### GOAL
Output each entry that follows exactly. Images stay out.

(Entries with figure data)
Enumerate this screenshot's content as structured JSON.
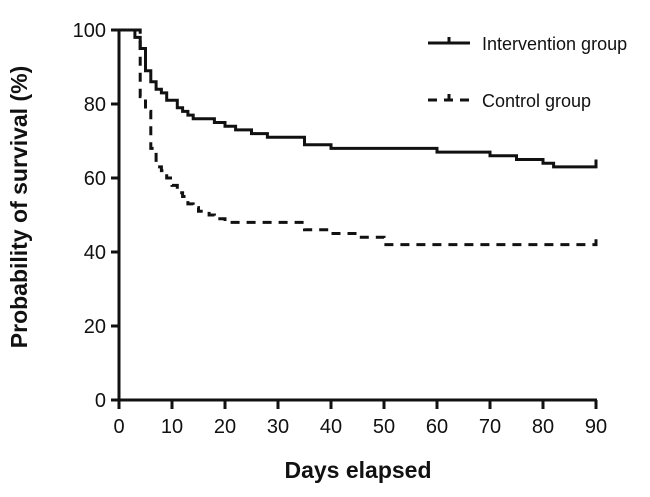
{
  "chart_data": {
    "type": "line",
    "subtype": "kaplan-meier step",
    "title": "",
    "xlabel": "Days elapsed",
    "ylabel": "Probability of survival (%)",
    "xlim": [
      0,
      90
    ],
    "ylim": [
      0,
      100
    ],
    "xticks": [
      0,
      10,
      20,
      30,
      40,
      50,
      60,
      70,
      80,
      90
    ],
    "yticks": [
      0,
      20,
      40,
      60,
      80,
      100
    ],
    "grid": false,
    "legend_position": "top-right",
    "series": [
      {
        "name": "Intervention group",
        "style": "solid",
        "x": [
          0,
          3,
          4,
          5,
          6,
          7,
          8,
          9,
          11,
          12,
          13,
          14,
          18,
          20,
          22,
          25,
          28,
          35,
          40,
          50,
          60,
          70,
          75,
          80,
          82,
          90
        ],
        "y": [
          100,
          98,
          95,
          89,
          86,
          84,
          83,
          81,
          79,
          78,
          77,
          76,
          75,
          74,
          73,
          72,
          71,
          69,
          68,
          68,
          67,
          66,
          65,
          64,
          63,
          65
        ]
      },
      {
        "name": "Control group",
        "style": "dashed",
        "x": [
          0,
          4,
          5,
          6,
          7,
          8,
          9,
          10,
          11,
          12,
          13,
          14,
          15,
          17,
          18,
          20,
          22,
          35,
          40,
          45,
          50,
          60,
          70,
          80,
          90
        ],
        "y": [
          100,
          82,
          78,
          68,
          63,
          62,
          60,
          58,
          56,
          55,
          53,
          52,
          51,
          50,
          49,
          48,
          48,
          46,
          45,
          44,
          42,
          42,
          42,
          42,
          44
        ]
      }
    ]
  }
}
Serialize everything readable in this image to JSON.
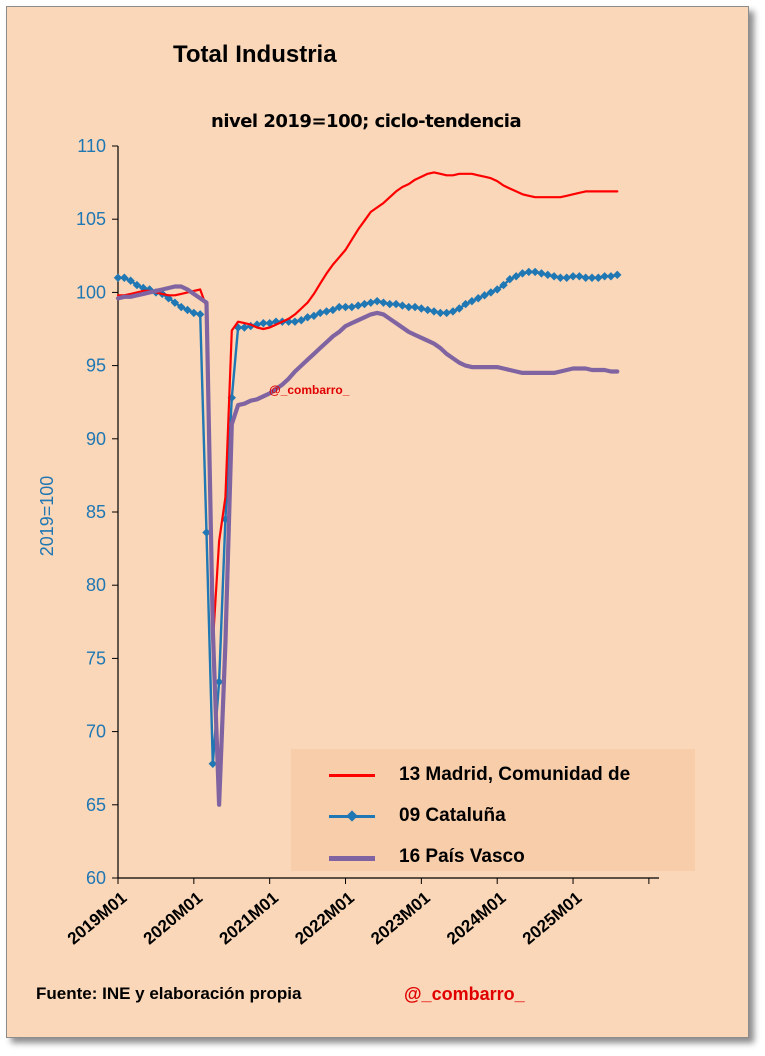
{
  "chart_data": {
    "type": "line",
    "title": "Total Industria",
    "subtitle": "nivel 2019=100; ciclo-tendencia",
    "xlabel": "",
    "ylabel": "2019=100",
    "ylim": [
      60,
      110
    ],
    "yticks": [
      60,
      65,
      70,
      75,
      80,
      85,
      90,
      95,
      100,
      105,
      110
    ],
    "x_start": "2019M01",
    "x_tick_labels": [
      "2019M01",
      "2020M01",
      "2021M01",
      "2022M01",
      "2023M01",
      "2024M01",
      "2025M01"
    ],
    "grid": false,
    "legend_position": "bottom-right",
    "watermark": "@_combarro_",
    "series": [
      {
        "name": "13 Madrid, Comunidad de",
        "color": "#ff0000",
        "marker": "none",
        "values": [
          99.8,
          99.8,
          99.9,
          100.0,
          100.1,
          100.1,
          100.0,
          99.9,
          99.8,
          99.8,
          99.9,
          100.0,
          100.1,
          100.2,
          99.0,
          76.0,
          83.0,
          86.0,
          97.4,
          98.0,
          97.9,
          97.8,
          97.6,
          97.5,
          97.6,
          97.8,
          98.0,
          98.2,
          98.5,
          98.9,
          99.3,
          99.9,
          100.6,
          101.3,
          101.9,
          102.4,
          102.9,
          103.6,
          104.3,
          104.9,
          105.5,
          105.8,
          106.1,
          106.5,
          106.9,
          107.2,
          107.4,
          107.7,
          107.9,
          108.1,
          108.2,
          108.1,
          108.0,
          108.0,
          108.1,
          108.1,
          108.1,
          108.0,
          107.9,
          107.8,
          107.6,
          107.3,
          107.1,
          106.9,
          106.7,
          106.6,
          106.5,
          106.5,
          106.5,
          106.5,
          106.5,
          106.6,
          106.7,
          106.8,
          106.9,
          106.9,
          106.9,
          106.9,
          106.9,
          106.9
        ]
      },
      {
        "name": "09 Cataluña",
        "color": "#1f77b4",
        "marker": "diamond",
        "values": [
          101.0,
          101.0,
          100.8,
          100.5,
          100.3,
          100.2,
          100.0,
          99.9,
          99.6,
          99.3,
          99.0,
          98.8,
          98.6,
          98.5,
          83.6,
          67.8,
          73.4,
          84.5,
          92.8,
          97.6,
          97.6,
          97.7,
          97.8,
          97.9,
          97.9,
          98.0,
          98.0,
          98.0,
          98.0,
          98.1,
          98.3,
          98.4,
          98.6,
          98.7,
          98.8,
          99.0,
          99.0,
          99.0,
          99.1,
          99.2,
          99.3,
          99.4,
          99.3,
          99.2,
          99.2,
          99.1,
          99.0,
          99.0,
          98.9,
          98.8,
          98.7,
          98.6,
          98.6,
          98.7,
          98.9,
          99.2,
          99.4,
          99.6,
          99.8,
          100.0,
          100.2,
          100.5,
          100.9,
          101.1,
          101.3,
          101.4,
          101.4,
          101.3,
          101.2,
          101.1,
          101.0,
          101.0,
          101.1,
          101.1,
          101.0,
          101.0,
          101.0,
          101.1,
          101.1,
          101.2
        ]
      },
      {
        "name": "16 País Vasco",
        "color": "#8064a2",
        "marker": "none",
        "values": [
          99.6,
          99.7,
          99.7,
          99.8,
          99.9,
          100.0,
          100.1,
          100.2,
          100.3,
          100.4,
          100.4,
          100.2,
          99.9,
          99.6,
          99.3,
          77.0,
          65.0,
          76.0,
          91.0,
          92.3,
          92.4,
          92.6,
          92.7,
          92.9,
          93.1,
          93.4,
          93.7,
          94.1,
          94.6,
          95.0,
          95.4,
          95.8,
          96.2,
          96.6,
          97.0,
          97.3,
          97.7,
          97.9,
          98.1,
          98.3,
          98.5,
          98.6,
          98.5,
          98.2,
          97.9,
          97.6,
          97.3,
          97.1,
          96.9,
          96.7,
          96.5,
          96.2,
          95.8,
          95.5,
          95.2,
          95.0,
          94.9,
          94.9,
          94.9,
          94.9,
          94.9,
          94.8,
          94.7,
          94.6,
          94.5,
          94.5,
          94.5,
          94.5,
          94.5,
          94.5,
          94.6,
          94.7,
          94.8,
          94.8,
          94.8,
          94.7,
          94.7,
          94.7,
          94.6,
          94.6
        ]
      }
    ]
  },
  "footer": {
    "source": "Fuente: INE  y elaboración propia",
    "handle": "@_combarro_"
  }
}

### COMPLETE RESPONSE
Enumerate this screenshot's content as structured JSON.
{
  "chart_data": {
    "type": "line",
    "subtype": "kaplan-meier step",
    "title": "",
    "xlabel": "Days elapsed",
    "ylabel": "Probability of survival (%)",
    "xlim": [
      0,
      90
    ],
    "ylim": [
      0,
      100
    ],
    "xticks": [
      0,
      10,
      20,
      30,
      40,
      50,
      60,
      70,
      80,
      90
    ],
    "yticks": [
      0,
      20,
      40,
      60,
      80,
      100
    ],
    "grid": false,
    "legend_position": "top-right",
    "series": [
      {
        "name": "Intervention group",
        "style": "solid",
        "x": [
          0,
          3,
          4,
          5,
          6,
          7,
          8,
          9,
          11,
          12,
          13,
          14,
          18,
          20,
          22,
          25,
          28,
          35,
          40,
          50,
          60,
          70,
          75,
          80,
          82,
          90
        ],
        "y": [
          100,
          98,
          95,
          89,
          86,
          84,
          83,
          81,
          79,
          78,
          77,
          76,
          75,
          74,
          73,
          72,
          71,
          69,
          68,
          68,
          67,
          66,
          65,
          64,
          63,
          65
        ]
      },
      {
        "name": "Control group",
        "style": "dashed",
        "x": [
          0,
          4,
          5,
          6,
          7,
          8,
          9,
          10,
          11,
          12,
          13,
          14,
          15,
          17,
          18,
          20,
          22,
          35,
          40,
          45,
          50,
          60,
          70,
          80,
          90
        ],
        "y": [
          100,
          82,
          78,
          68,
          63,
          62,
          60,
          58,
          56,
          55,
          53,
          52,
          51,
          50,
          49,
          48,
          48,
          46,
          45,
          44,
          42,
          42,
          42,
          42,
          44
        ]
      }
    ]
  }
}
Serialize everything readable in this image to JSON.
{
  "chart_data": {
    "type": "line",
    "title": "Total Industria",
    "subtitle": "nivel 2019=100; ciclo-tendencia",
    "xlabel": "",
    "ylabel": "2019=100",
    "ylim": [
      60,
      110
    ],
    "yticks": [
      60,
      65,
      70,
      75,
      80,
      85,
      90,
      95,
      100,
      105,
      110
    ],
    "x_start": "2019M01",
    "x_tick_labels": [
      "2019M01",
      "2020M01",
      "2021M01",
      "2022M01",
      "2023M01",
      "2024M01",
      "2025M01"
    ],
    "grid": false,
    "legend_position": "bottom-right",
    "watermark": "@_combarro_",
    "series": [
      {
        "name": "13 Madrid, Comunidad de",
        "color": "#ff0000",
        "marker": "none",
        "values": [
          99.8,
          99.8,
          99.9,
          100.0,
          100.1,
          100.1,
          100.0,
          99.9,
          99.8,
          99.8,
          99.9,
          100.0,
          100.1,
          100.2,
          99.0,
          76.0,
          83.0,
          86.0,
          97.4,
          98.0,
          97.9,
          97.8,
          97.6,
          97.5,
          97.6,
          97.8,
          98.0,
          98.2,
          98.5,
          98.9,
          99.3,
          99.9,
          100.6,
          101.3,
          101.9,
          102.4,
          102.9,
          103.6,
          104.3,
          104.9,
          105.5,
          105.8,
          106.1,
          106.5,
          106.9,
          107.2,
          107.4,
          107.7,
          107.9,
          108.1,
          108.2,
          108.1,
          108.0,
          108.0,
          108.1,
          108.1,
          108.1,
          108.0,
          107.9,
          107.8,
          107.6,
          107.3,
          107.1,
          106.9,
          106.7,
          106.6,
          106.5,
          106.5,
          106.5,
          106.5,
          106.5,
          106.6,
          106.7,
          106.8,
          106.9,
          106.9,
          106.9,
          106.9,
          106.9,
          106.9
        ]
      },
      {
        "name": "09 Cataluña",
        "color": "#1f77b4",
        "marker": "diamond",
        "values": [
          101.0,
          101.0,
          100.8,
          100.5,
          100.3,
          100.2,
          100.0,
          99.9,
          99.6,
          99.3,
          99.0,
          98.8,
          98.6,
          98.5,
          83.6,
          67.8,
          73.4,
          84.5,
          92.8,
          97.6,
          97.6,
          97.7,
          97.8,
          97.9,
          97.9,
          98.0,
          98.0,
          98.0,
          98.0,
          98.1,
          98.3,
          98.4,
          98.6,
          98.7,
          98.8,
          99.0,
          99.0,
          99.0,
          99.1,
          99.2,
          99.3,
          99.4,
          99.3,
          99.2,
          99.2,
          99.1,
          99.0,
          99.0,
          98.9,
          98.8,
          98.7,
          98.6,
          98.6,
          98.7,
          98.9,
          99.2,
          99.4,
          99.6,
          99.8,
          100.0,
          100.2,
          100.5,
          100.9,
          101.1,
          101.3,
          101.4,
          101.4,
          101.3,
          101.2,
          101.1,
          101.0,
          101.0,
          101.1,
          101.1,
          101.0,
          101.0,
          101.0,
          101.1,
          101.1,
          101.2
        ]
      },
      {
        "name": "16 País Vasco",
        "color": "#8064a2",
        "marker": "none",
        "values": [
          99.6,
          99.7,
          99.7,
          99.8,
          99.9,
          100.0,
          100.1,
          100.2,
          100.3,
          100.4,
          100.4,
          100.2,
          99.9,
          99.6,
          99.3,
          77.0,
          65.0,
          76.0,
          91.0,
          92.3,
          92.4,
          92.6,
          92.7,
          92.9,
          93.1,
          93.4,
          93.7,
          94.1,
          94.6,
          95.0,
          95.4,
          95.8,
          96.2,
          96.6,
          97.0,
          97.3,
          97.7,
          97.9,
          98.1,
          98.3,
          98.5,
          98.6,
          98.5,
          98.2,
          97.9,
          97.6,
          97.3,
          97.1,
          96.9,
          96.7,
          96.5,
          96.2,
          95.8,
          95.5,
          95.2,
          95.0,
          94.9,
          94.9,
          94.9,
          94.9,
          94.9,
          94.8,
          94.7,
          94.6,
          94.5,
          94.5,
          94.5,
          94.5,
          94.5,
          94.5,
          94.6,
          94.7,
          94.8,
          94.8,
          94.8,
          94.7,
          94.7,
          94.7,
          94.6,
          94.6
        ]
      }
    ]
  },
  "footer": {
    "source": "Fuente: INE  y elaboración propia",
    "handle": "@_combarro_"
  }
}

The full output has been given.